EXERCISE PROMPT
Update everything from the line containing "what elements are in" down to the line containing "279, 963, 295]" by replacing "x-tick-label" with "x-axis-tick-label". Give back only those lines, with nothing else changed.

RAW DATA
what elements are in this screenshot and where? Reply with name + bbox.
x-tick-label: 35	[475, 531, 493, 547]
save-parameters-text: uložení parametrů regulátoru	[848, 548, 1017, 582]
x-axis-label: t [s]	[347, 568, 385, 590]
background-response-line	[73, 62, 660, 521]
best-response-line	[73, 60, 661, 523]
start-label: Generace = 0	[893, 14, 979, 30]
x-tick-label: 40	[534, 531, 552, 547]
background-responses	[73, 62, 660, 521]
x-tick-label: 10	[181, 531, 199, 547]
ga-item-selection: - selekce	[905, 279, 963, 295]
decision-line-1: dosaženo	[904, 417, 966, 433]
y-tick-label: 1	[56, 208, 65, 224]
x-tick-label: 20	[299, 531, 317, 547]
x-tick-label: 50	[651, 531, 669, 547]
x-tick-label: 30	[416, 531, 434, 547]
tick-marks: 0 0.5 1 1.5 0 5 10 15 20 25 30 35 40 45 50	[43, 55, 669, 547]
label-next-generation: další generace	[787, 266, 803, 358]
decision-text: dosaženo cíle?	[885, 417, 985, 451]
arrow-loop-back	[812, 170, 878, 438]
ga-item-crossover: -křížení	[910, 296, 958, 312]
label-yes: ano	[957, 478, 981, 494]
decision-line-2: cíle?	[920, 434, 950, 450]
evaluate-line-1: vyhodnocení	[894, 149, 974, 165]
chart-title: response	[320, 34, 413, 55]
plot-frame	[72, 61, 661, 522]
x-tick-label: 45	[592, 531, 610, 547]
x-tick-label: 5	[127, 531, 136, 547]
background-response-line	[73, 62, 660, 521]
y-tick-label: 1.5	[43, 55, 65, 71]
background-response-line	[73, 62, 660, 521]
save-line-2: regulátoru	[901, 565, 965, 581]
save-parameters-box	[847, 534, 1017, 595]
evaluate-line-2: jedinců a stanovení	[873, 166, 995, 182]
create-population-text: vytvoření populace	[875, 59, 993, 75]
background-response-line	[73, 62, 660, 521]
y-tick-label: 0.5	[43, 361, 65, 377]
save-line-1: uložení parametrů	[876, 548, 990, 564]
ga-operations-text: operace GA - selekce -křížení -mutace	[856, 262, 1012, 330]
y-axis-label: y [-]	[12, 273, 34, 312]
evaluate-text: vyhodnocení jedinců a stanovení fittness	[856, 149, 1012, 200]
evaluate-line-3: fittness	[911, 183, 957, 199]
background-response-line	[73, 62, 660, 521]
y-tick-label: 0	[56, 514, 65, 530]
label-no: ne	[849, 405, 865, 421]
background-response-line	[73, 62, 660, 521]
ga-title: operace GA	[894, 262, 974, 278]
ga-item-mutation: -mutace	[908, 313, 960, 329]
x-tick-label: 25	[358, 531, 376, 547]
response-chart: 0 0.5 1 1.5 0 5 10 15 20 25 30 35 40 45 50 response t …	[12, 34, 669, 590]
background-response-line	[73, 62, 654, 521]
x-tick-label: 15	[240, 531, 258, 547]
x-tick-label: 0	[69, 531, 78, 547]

* * *

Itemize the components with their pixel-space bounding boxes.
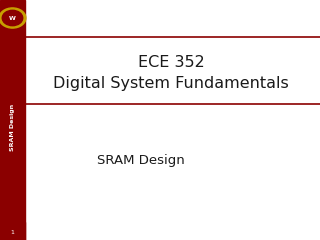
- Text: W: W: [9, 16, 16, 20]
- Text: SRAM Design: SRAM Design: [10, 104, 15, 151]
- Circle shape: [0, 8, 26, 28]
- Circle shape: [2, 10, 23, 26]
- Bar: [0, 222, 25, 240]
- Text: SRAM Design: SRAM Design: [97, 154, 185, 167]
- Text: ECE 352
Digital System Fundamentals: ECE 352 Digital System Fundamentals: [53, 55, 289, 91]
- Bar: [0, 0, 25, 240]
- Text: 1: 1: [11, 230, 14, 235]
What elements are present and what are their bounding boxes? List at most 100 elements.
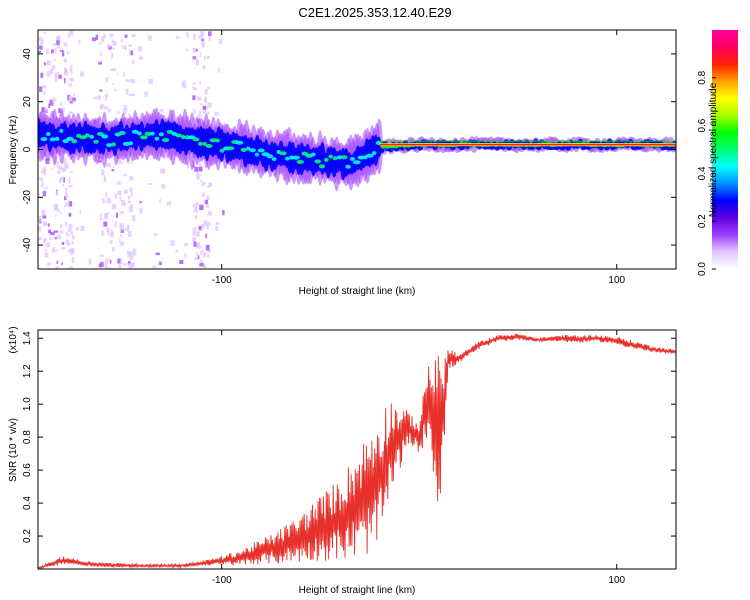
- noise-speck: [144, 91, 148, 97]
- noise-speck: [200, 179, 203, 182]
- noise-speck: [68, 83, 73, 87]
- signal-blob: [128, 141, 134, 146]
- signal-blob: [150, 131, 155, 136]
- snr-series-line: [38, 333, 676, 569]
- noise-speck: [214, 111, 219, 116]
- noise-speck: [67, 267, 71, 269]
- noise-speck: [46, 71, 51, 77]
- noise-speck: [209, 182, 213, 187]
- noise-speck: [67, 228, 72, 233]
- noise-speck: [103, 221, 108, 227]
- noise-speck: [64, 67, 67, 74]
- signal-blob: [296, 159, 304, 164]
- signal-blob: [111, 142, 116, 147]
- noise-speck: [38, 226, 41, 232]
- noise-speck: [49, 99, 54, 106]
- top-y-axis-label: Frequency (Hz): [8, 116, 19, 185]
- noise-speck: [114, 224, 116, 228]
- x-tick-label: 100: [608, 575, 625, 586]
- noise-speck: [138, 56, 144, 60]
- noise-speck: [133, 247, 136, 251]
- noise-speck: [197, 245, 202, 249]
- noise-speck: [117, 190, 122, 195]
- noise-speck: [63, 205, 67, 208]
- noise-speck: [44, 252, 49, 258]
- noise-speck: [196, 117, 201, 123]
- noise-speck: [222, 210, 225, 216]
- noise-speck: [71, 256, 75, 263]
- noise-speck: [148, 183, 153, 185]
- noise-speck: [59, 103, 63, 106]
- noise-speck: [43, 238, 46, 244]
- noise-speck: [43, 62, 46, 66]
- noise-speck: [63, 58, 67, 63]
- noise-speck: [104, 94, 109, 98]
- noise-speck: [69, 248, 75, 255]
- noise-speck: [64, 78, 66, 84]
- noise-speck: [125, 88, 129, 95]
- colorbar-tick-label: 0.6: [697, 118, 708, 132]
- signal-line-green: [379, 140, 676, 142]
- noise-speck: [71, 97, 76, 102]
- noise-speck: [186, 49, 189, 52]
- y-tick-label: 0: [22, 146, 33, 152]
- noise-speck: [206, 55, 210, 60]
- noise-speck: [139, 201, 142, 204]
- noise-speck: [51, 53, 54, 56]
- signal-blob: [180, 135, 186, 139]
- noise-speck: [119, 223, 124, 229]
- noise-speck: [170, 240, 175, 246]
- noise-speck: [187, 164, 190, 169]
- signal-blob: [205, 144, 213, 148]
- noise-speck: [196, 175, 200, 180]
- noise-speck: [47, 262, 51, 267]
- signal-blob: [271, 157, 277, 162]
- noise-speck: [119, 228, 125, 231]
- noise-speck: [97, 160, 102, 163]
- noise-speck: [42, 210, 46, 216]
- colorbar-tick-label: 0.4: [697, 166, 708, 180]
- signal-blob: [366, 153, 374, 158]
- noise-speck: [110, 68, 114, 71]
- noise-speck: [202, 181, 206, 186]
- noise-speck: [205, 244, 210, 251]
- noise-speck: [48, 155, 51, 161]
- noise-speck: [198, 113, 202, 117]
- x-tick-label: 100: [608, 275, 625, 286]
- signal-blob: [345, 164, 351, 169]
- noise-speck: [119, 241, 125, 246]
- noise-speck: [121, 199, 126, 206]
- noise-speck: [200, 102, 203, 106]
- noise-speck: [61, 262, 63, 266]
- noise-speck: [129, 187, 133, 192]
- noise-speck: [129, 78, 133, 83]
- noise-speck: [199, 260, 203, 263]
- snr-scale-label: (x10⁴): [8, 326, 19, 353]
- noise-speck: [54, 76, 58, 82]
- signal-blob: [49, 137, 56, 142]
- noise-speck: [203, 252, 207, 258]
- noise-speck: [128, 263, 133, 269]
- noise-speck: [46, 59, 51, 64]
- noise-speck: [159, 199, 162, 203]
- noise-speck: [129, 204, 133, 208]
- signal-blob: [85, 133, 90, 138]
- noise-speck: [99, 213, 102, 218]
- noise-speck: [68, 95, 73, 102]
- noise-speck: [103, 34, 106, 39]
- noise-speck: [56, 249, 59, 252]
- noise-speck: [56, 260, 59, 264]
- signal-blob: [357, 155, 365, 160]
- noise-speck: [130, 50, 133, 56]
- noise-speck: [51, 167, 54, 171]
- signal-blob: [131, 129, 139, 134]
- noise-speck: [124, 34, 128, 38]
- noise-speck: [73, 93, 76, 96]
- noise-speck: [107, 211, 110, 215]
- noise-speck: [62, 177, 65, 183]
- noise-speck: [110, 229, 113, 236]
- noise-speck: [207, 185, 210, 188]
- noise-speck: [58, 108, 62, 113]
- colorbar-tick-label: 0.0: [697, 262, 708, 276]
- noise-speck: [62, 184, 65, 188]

--

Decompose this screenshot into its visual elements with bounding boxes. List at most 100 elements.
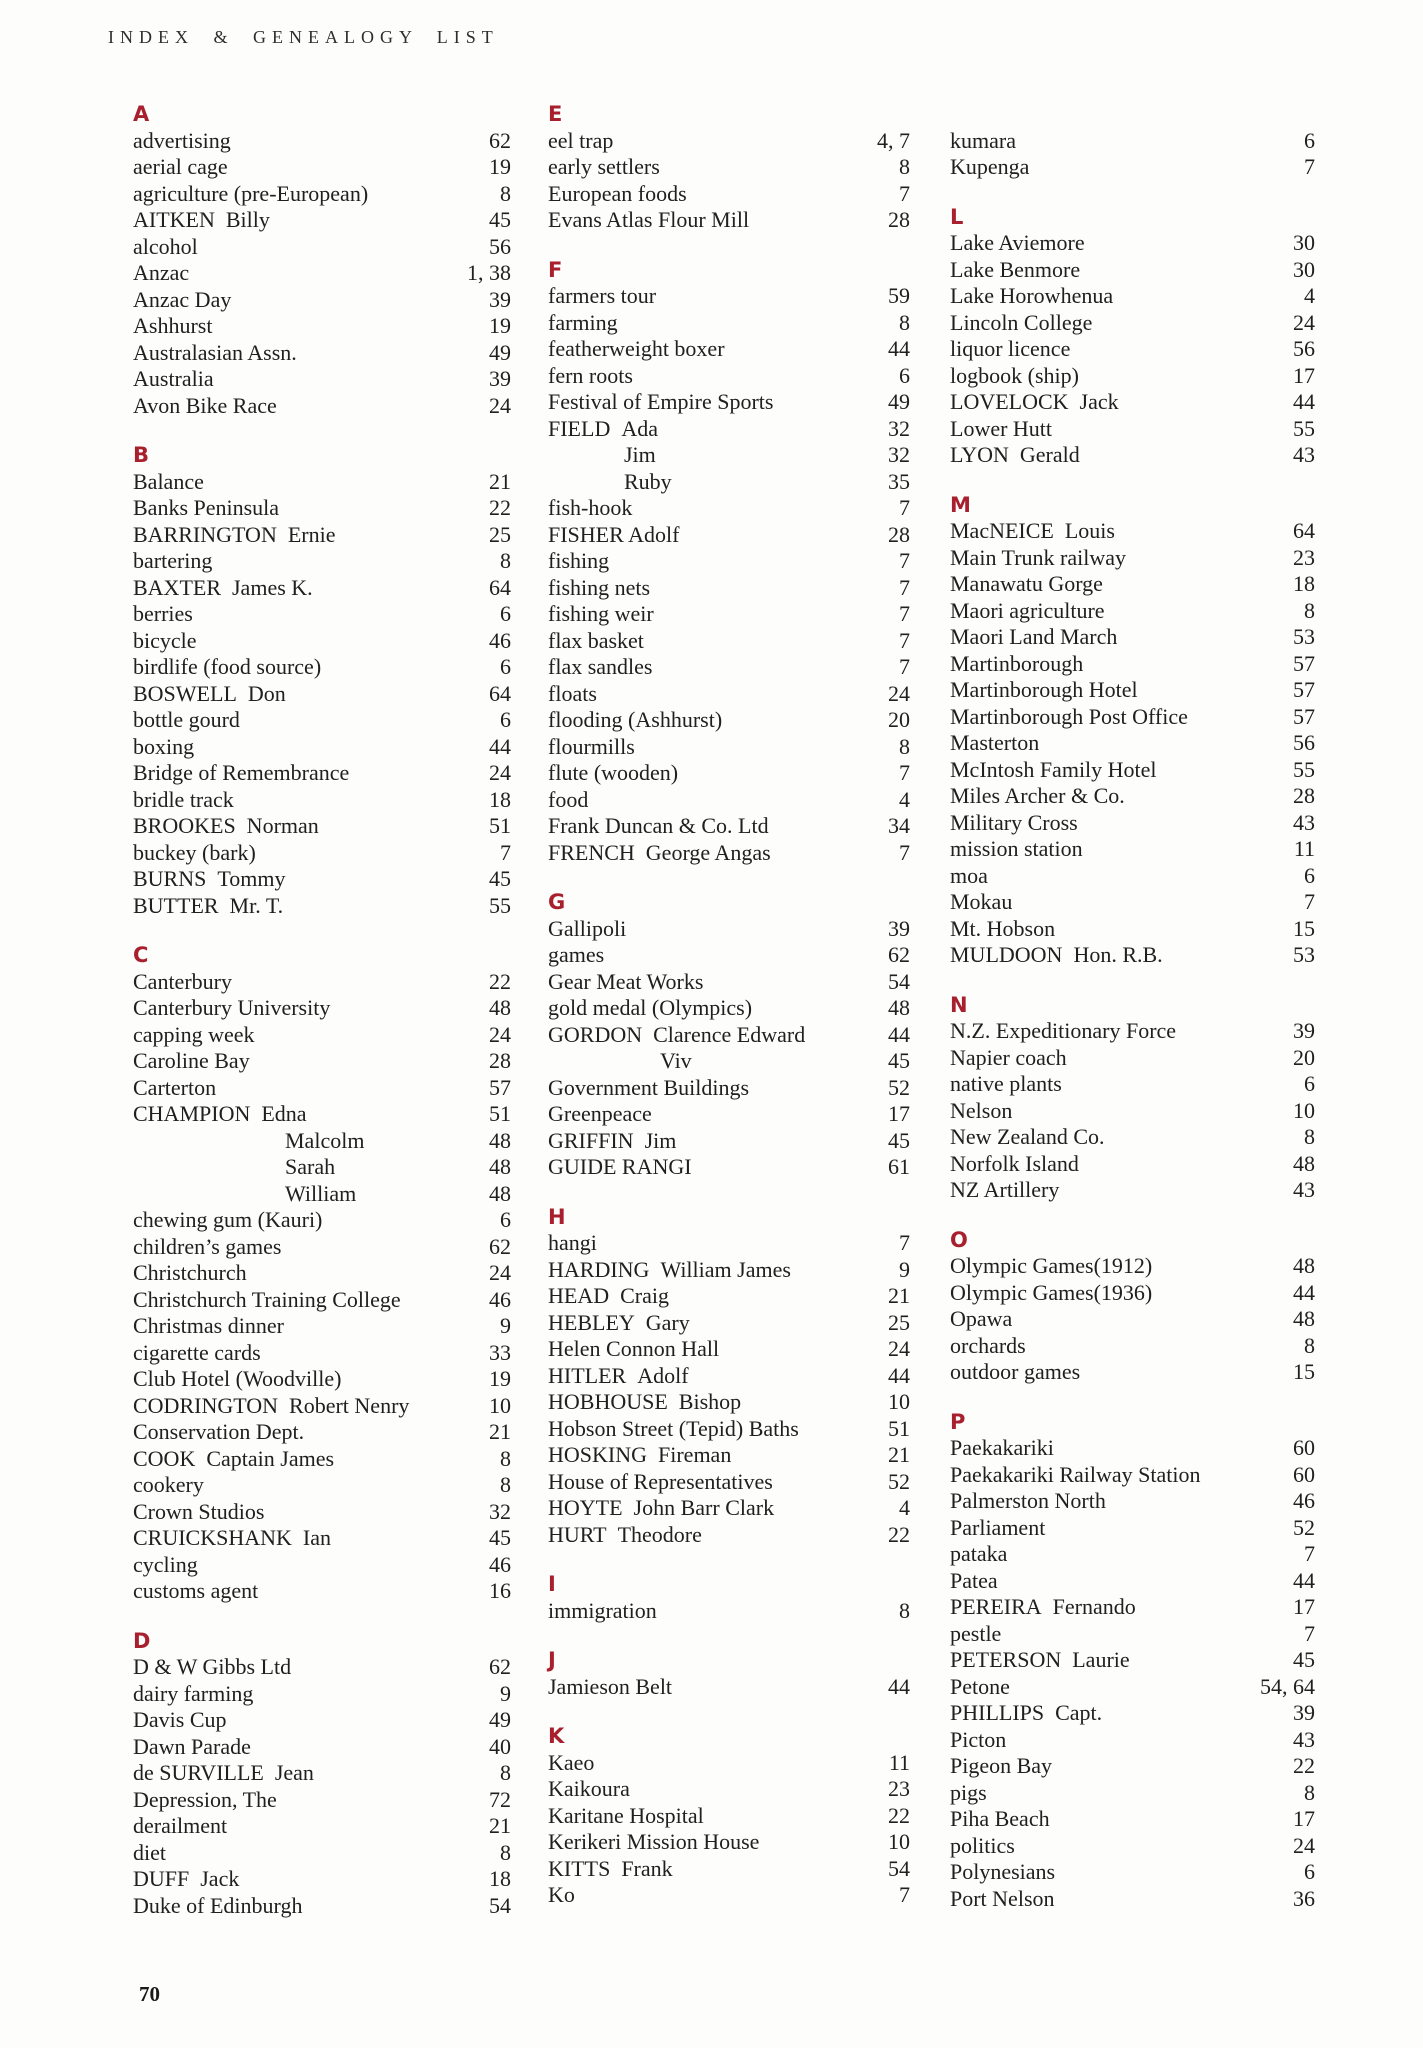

SOLUTION TO THIS TASK
what elements are in this screenshot and where? Reply with name + bbox.
x-axis-tick-label: 35	[475, 531, 493, 547]
save-parameters-text: uložení parametrů regulátoru	[848, 548, 1017, 582]
x-axis-label: t [s]	[347, 568, 385, 590]
background-response-line	[73, 62, 660, 521]
best-response-line	[73, 60, 661, 523]
start-label: Generace = 0	[893, 14, 979, 30]
x-axis-tick-label: 40	[534, 531, 552, 547]
background-responses	[73, 62, 660, 521]
x-axis-tick-label: 10	[181, 531, 199, 547]
ga-item-selection: - selekce	[905, 279, 963, 295]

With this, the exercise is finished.